:: Data provided
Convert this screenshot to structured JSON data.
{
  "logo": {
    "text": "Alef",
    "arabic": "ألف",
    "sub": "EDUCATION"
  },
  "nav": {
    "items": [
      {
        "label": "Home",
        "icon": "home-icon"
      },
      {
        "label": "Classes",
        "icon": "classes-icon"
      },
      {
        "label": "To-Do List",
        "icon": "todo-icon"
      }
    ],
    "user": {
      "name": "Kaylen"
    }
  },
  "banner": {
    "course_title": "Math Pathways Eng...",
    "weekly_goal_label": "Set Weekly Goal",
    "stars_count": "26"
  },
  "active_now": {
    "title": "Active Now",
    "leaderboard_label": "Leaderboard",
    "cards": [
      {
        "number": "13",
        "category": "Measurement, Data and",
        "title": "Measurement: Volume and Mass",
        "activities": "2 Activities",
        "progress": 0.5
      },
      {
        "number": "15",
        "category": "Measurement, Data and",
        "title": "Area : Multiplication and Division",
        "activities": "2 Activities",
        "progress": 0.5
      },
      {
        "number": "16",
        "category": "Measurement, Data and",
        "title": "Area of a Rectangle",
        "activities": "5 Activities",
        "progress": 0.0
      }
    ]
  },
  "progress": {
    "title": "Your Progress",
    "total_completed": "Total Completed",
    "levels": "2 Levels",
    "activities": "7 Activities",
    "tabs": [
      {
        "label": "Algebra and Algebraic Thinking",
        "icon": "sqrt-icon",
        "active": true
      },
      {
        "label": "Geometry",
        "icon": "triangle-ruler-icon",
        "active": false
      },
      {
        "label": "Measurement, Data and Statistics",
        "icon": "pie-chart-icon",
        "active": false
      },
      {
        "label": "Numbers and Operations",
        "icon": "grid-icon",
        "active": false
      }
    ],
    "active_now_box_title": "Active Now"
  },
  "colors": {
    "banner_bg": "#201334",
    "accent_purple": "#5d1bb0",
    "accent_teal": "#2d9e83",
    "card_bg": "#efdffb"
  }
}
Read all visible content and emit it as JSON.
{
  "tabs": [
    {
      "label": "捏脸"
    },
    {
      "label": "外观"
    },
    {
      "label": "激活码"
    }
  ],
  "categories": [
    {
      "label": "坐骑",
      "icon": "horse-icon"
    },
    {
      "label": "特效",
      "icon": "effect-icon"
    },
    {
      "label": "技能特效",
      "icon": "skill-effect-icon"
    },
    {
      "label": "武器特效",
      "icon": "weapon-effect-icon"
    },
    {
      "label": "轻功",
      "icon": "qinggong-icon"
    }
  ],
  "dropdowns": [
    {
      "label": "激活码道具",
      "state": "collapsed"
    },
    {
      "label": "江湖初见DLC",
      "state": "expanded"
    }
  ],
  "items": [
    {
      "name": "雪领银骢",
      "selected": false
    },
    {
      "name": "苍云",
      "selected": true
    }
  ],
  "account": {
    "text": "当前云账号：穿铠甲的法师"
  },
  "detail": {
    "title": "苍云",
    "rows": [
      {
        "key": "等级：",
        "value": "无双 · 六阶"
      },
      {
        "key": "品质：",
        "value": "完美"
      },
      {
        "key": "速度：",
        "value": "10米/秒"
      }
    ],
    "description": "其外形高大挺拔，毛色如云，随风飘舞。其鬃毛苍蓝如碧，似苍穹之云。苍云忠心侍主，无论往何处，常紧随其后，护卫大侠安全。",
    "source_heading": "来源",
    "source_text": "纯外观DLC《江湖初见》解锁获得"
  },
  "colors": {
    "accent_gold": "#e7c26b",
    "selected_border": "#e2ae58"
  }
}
::::
To be done
Find the line that contains "Read all visible content and emit it as JSON." in the listing above. Retype it and every line after it up to the last, exactly, and nothing else.

Correct response
Read all visible content and emit it as JSON.
{
  "tabs": [
    {
      "label": "捏脸"
    },
    {
      "label": "外观"
    },
    {
      "label": "激活码"
    }
  ],
  "categories": [
    {
      "label": "坐骑",
      "icon": "horse-icon"
    },
    {
      "label": "特效",
      "icon": "effect-icon"
    },
    {
      "label": "技能特效",
      "icon": "skill-effect-icon"
    },
    {
      "label": "武器特效",
      "icon": "weapon-effect-icon"
    },
    {
      "label": "轻功",
      "icon": "qinggong-icon"
    }
  ],
  "dropdowns": [
    {
      "label": "激活码道具",
      "state": "collapsed"
    },
    {
      "label": "江湖初见DLC",
      "state": "expanded"
    }
  ],
  "items": [
    {
      "name": "雪领银骢",
      "selected": false
    },
    {
      "name": "苍云",
      "selected": true
    }
  ],
  "account": {
    "text": "当前云账号：穿铠甲的法师"
  },
  "detail": {
    "title": "苍云",
    "rows": [
      {
        "key": "等级：",
        "value": "无双 · 六阶"
      },
      {
        "key": "品质：",
        "value": "完美"
      },
      {
        "key": "速度：",
        "value": "10米/秒"
      }
    ],
    "description": "其外形高大挺拔，毛色如云，随风飘舞。其鬃毛苍蓝如碧，似苍穹之云。苍云忠心侍主，无论往何处，常紧随其后，护卫大侠安全。",
    "source_heading": "来源",
    "source_text": "纯外观DLC《江湖初见》解锁获得"
  },
  "colors": {
    "accent_gold": "#e7c26b",
    "selected_border": "#e2ae58"
  }
}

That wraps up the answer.